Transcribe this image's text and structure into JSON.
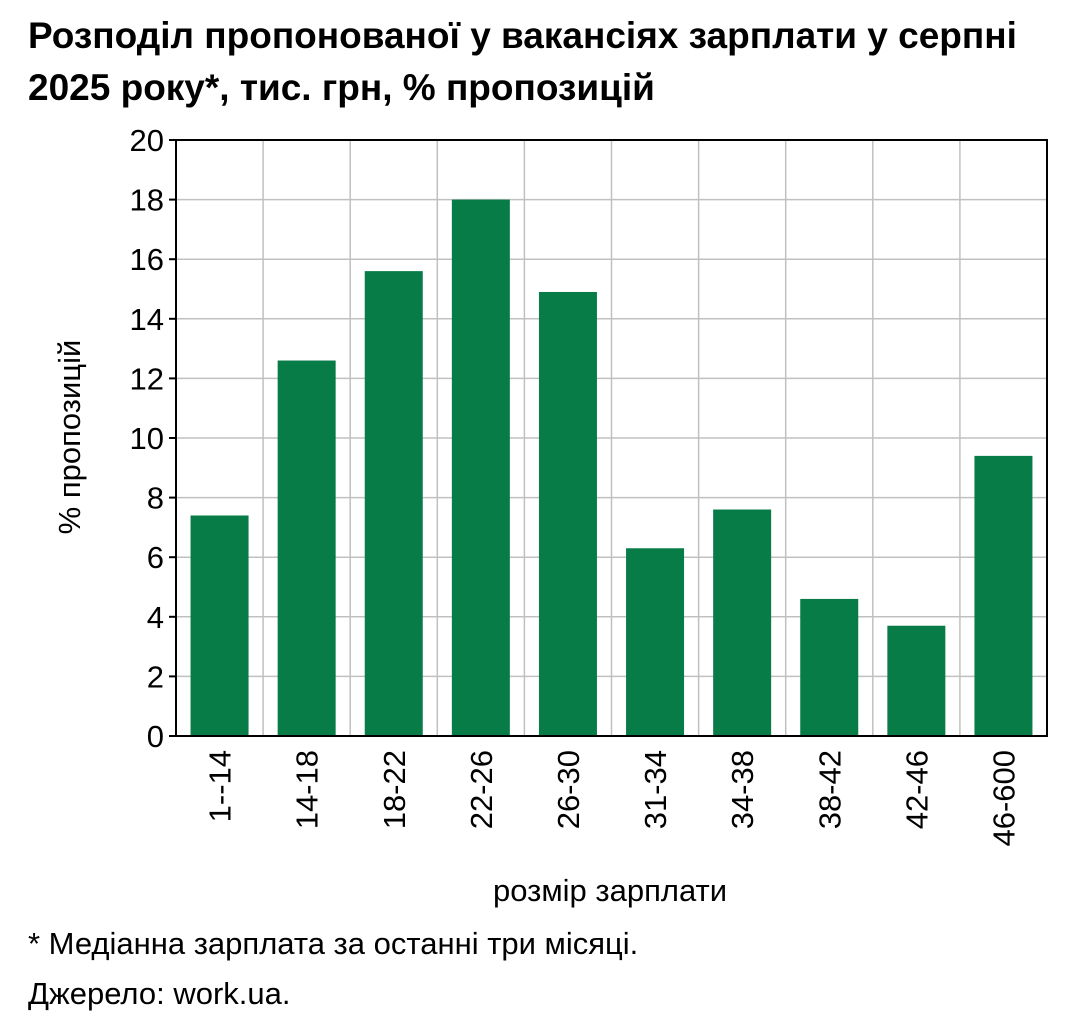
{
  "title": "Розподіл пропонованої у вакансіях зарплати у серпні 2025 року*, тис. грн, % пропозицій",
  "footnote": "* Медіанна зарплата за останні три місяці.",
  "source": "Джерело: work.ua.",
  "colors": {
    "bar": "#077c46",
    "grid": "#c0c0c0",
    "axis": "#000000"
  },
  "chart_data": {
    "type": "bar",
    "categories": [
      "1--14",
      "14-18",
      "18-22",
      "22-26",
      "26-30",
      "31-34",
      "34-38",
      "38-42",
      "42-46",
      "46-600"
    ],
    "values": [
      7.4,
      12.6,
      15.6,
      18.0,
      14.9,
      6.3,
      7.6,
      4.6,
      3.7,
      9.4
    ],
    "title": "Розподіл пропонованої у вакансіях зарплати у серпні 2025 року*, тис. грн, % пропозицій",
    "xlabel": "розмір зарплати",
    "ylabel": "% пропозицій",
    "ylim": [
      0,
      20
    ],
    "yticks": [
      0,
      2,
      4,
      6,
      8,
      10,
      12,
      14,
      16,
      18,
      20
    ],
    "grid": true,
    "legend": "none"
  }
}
* * * * * * * * *
What comes back should match the records exactly, minus any pictures.

## EXERCISE RESPONSE:
Transcribe this image's text and structure into JSON.
{
  "title": "Розподіл пропонованої у вакансіях зарплати у серпні 2025 року*, тис. грн, % пропозицій",
  "footnote": "* Медіанна зарплата за останні три місяці.",
  "source": "Джерело: work.ua.",
  "colors": {
    "bar": "#077c46",
    "grid": "#c0c0c0",
    "axis": "#000000"
  },
  "chart_data": {
    "type": "bar",
    "categories": [
      "1--14",
      "14-18",
      "18-22",
      "22-26",
      "26-30",
      "31-34",
      "34-38",
      "38-42",
      "42-46",
      "46-600"
    ],
    "values": [
      7.4,
      12.6,
      15.6,
      18.0,
      14.9,
      6.3,
      7.6,
      4.6,
      3.7,
      9.4
    ],
    "title": "Розподіл пропонованої у вакансіях зарплати у серпні 2025 року*, тис. грн, % пропозицій",
    "xlabel": "розмір зарплати",
    "ylabel": "% пропозицій",
    "ylim": [
      0,
      20
    ],
    "yticks": [
      0,
      2,
      4,
      6,
      8,
      10,
      12,
      14,
      16,
      18,
      20
    ],
    "grid": true,
    "legend": "none"
  }
}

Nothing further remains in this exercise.